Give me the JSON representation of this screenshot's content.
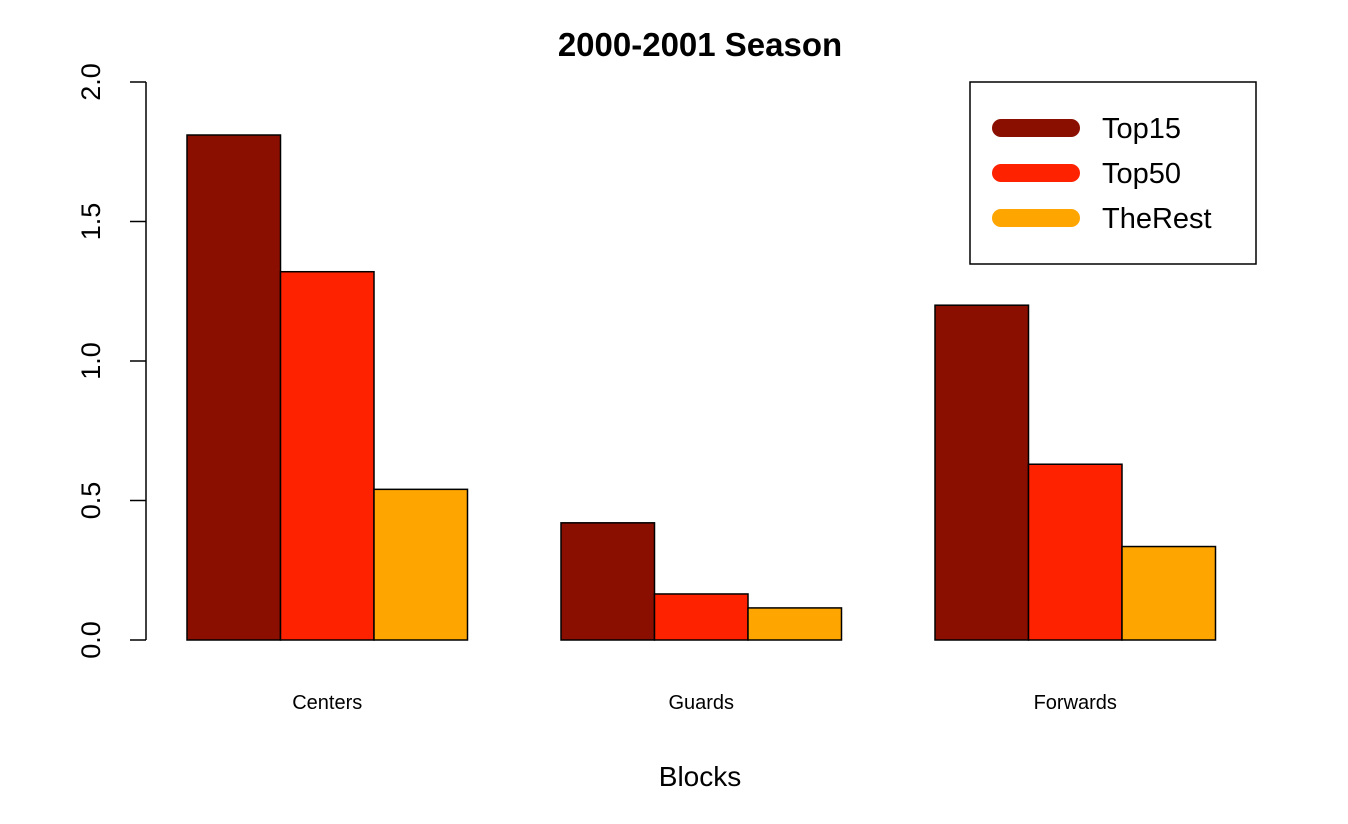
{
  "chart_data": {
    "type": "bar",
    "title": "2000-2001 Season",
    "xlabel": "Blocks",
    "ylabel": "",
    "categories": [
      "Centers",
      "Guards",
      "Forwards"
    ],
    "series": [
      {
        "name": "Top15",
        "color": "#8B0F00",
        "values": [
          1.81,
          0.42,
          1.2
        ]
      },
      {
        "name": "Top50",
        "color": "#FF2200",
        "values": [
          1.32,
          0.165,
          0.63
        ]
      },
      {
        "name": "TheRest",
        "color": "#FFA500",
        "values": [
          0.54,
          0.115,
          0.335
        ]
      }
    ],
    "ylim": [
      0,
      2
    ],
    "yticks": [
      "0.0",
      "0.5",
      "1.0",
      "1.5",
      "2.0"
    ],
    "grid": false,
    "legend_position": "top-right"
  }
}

◆ ◆ ◆

→ WHAT TO WORK ON:
Copy the material above exactly and drop the pictures.

→ WRITTEN ANSWER:
Give me the JSON representation of this screenshot's content.
{
  "chart_data": {
    "type": "bar",
    "title": "2000-2001 Season",
    "xlabel": "Blocks",
    "ylabel": "",
    "categories": [
      "Centers",
      "Guards",
      "Forwards"
    ],
    "series": [
      {
        "name": "Top15",
        "color": "#8B0F00",
        "values": [
          1.81,
          0.42,
          1.2
        ]
      },
      {
        "name": "Top50",
        "color": "#FF2200",
        "values": [
          1.32,
          0.165,
          0.63
        ]
      },
      {
        "name": "TheRest",
        "color": "#FFA500",
        "values": [
          0.54,
          0.115,
          0.335
        ]
      }
    ],
    "ylim": [
      0,
      2
    ],
    "yticks": [
      "0.0",
      "0.5",
      "1.0",
      "1.5",
      "2.0"
    ],
    "grid": false,
    "legend_position": "top-right"
  }
}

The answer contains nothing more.